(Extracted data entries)
>> BEGIN

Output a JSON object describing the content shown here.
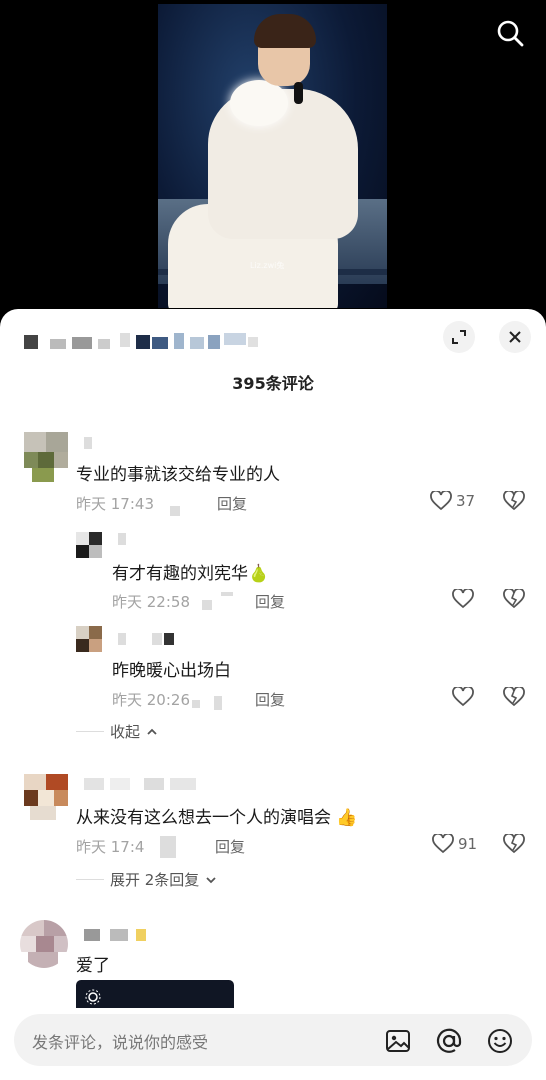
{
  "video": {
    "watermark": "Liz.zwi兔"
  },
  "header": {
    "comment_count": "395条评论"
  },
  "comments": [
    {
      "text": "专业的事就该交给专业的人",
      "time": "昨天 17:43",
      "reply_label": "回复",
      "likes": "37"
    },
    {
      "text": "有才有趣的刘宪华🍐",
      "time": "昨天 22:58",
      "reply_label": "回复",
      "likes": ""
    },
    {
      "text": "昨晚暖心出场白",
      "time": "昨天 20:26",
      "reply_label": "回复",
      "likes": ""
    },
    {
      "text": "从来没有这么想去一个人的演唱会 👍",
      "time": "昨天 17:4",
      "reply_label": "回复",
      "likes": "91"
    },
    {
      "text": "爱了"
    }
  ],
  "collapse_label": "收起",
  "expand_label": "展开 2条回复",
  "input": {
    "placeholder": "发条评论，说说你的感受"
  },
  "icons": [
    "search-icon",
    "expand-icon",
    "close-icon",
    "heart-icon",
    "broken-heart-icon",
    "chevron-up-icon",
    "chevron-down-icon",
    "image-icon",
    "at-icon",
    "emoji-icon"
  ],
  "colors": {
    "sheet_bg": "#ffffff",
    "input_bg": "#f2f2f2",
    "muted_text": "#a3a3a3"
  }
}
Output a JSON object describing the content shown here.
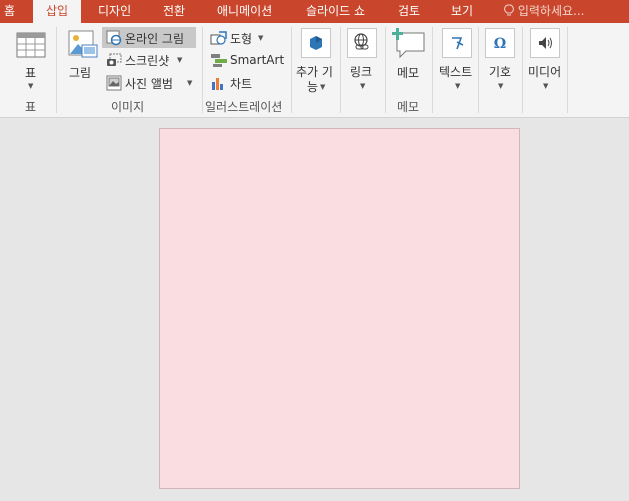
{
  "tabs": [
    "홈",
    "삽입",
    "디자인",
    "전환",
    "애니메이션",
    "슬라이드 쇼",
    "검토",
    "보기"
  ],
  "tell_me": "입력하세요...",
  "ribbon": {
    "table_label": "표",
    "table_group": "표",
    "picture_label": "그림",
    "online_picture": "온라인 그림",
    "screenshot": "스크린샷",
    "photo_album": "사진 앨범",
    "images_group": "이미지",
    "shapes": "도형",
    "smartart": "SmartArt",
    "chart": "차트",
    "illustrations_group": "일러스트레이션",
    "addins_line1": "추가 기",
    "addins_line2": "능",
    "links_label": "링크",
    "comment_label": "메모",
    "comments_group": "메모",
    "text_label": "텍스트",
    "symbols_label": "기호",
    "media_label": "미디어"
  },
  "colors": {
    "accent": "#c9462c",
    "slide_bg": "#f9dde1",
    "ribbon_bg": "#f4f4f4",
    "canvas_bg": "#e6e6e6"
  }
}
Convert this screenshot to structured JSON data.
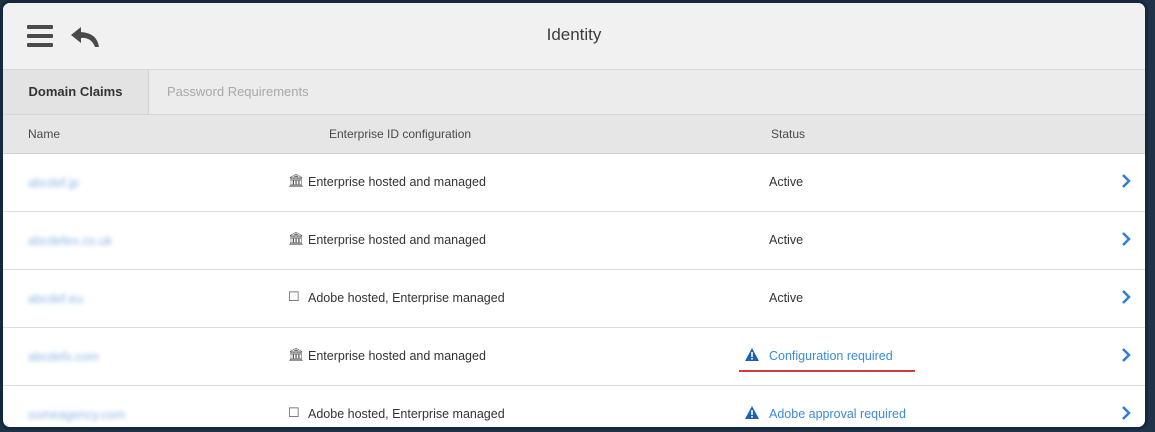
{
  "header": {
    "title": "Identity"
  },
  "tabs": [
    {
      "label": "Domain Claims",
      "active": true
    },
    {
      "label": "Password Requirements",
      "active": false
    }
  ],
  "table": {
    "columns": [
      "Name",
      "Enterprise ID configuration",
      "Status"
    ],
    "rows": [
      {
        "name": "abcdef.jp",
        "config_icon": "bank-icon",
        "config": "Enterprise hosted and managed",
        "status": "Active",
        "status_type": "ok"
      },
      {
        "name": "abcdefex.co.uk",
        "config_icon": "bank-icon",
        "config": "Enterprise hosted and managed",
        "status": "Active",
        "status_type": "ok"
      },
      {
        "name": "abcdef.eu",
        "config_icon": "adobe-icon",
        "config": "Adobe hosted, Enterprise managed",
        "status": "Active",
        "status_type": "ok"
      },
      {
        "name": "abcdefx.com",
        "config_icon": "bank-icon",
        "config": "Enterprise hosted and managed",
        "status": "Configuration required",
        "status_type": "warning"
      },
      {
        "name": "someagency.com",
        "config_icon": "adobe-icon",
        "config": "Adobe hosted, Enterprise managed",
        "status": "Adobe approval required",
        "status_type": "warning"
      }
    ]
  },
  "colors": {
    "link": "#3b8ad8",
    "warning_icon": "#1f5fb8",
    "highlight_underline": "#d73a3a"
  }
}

>> END

Pictures are to be left out; repeat all the remaining data exactly.

▶ **EXERCISE RESULT**
Output a JSON object describing the content shown here.
{
  "video": {
    "watermark": "Liz.zwi兔"
  },
  "header": {
    "comment_count": "395条评论"
  },
  "comments": [
    {
      "text": "专业的事就该交给专业的人",
      "time": "昨天 17:43",
      "reply_label": "回复",
      "likes": "37"
    },
    {
      "text": "有才有趣的刘宪华🍐",
      "time": "昨天 22:58",
      "reply_label": "回复",
      "likes": ""
    },
    {
      "text": "昨晚暖心出场白",
      "time": "昨天 20:26",
      "reply_label": "回复",
      "likes": ""
    },
    {
      "text": "从来没有这么想去一个人的演唱会 👍",
      "time": "昨天 17:4",
      "reply_label": "回复",
      "likes": "91"
    },
    {
      "text": "爱了"
    }
  ],
  "collapse_label": "收起",
  "expand_label": "展开 2条回复",
  "input": {
    "placeholder": "发条评论，说说你的感受"
  },
  "icons": [
    "search-icon",
    "expand-icon",
    "close-icon",
    "heart-icon",
    "broken-heart-icon",
    "chevron-up-icon",
    "chevron-down-icon",
    "image-icon",
    "at-icon",
    "emoji-icon"
  ],
  "colors": {
    "sheet_bg": "#ffffff",
    "input_bg": "#f2f2f2",
    "muted_text": "#a3a3a3"
  }
}
Output a JSON object describing the content shown here.
{
  "tabs": [
    "홈",
    "삽입",
    "디자인",
    "전환",
    "애니메이션",
    "슬라이드 쇼",
    "검토",
    "보기"
  ],
  "tell_me": "입력하세요...",
  "ribbon": {
    "table_label": "표",
    "table_group": "표",
    "picture_label": "그림",
    "online_picture": "온라인 그림",
    "screenshot": "스크린샷",
    "photo_album": "사진 앨범",
    "images_group": "이미지",
    "shapes": "도형",
    "smartart": "SmartArt",
    "chart": "차트",
    "illustrations_group": "일러스트레이션",
    "addins_line1": "추가 기",
    "addins_line2": "능",
    "links_label": "링크",
    "comment_label": "메모",
    "comments_group": "메모",
    "text_label": "텍스트",
    "symbols_label": "기호",
    "media_label": "미디어"
  },
  "colors": {
    "accent": "#c9462c",
    "slide_bg": "#f9dde1",
    "ribbon_bg": "#f4f4f4",
    "canvas_bg": "#e6e6e6"
  }
}
Convert this screenshot to structured JSON data.
{
  "header": {
    "title": "Identity"
  },
  "tabs": [
    {
      "label": "Domain Claims",
      "active": true
    },
    {
      "label": "Password Requirements",
      "active": false
    }
  ],
  "table": {
    "columns": [
      "Name",
      "Enterprise ID configuration",
      "Status"
    ],
    "rows": [
      {
        "name": "abcdef.jp",
        "config_icon": "bank-icon",
        "config": "Enterprise hosted and managed",
        "status": "Active",
        "status_type": "ok"
      },
      {
        "name": "abcdefex.co.uk",
        "config_icon": "bank-icon",
        "config": "Enterprise hosted and managed",
        "status": "Active",
        "status_type": "ok"
      },
      {
        "name": "abcdef.eu",
        "config_icon": "adobe-icon",
        "config": "Adobe hosted, Enterprise managed",
        "status": "Active",
        "status_type": "ok"
      },
      {
        "name": "abcdefx.com",
        "config_icon": "bank-icon",
        "config": "Enterprise hosted and managed",
        "status": "Configuration required",
        "status_type": "warning"
      },
      {
        "name": "someagency.com",
        "config_icon": "adobe-icon",
        "config": "Adobe hosted, Enterprise managed",
        "status": "Adobe approval required",
        "status_type": "warning"
      }
    ]
  },
  "colors": {
    "link": "#3b8ad8",
    "warning_icon": "#1f5fb8",
    "highlight_underline": "#d73a3a"
  }
}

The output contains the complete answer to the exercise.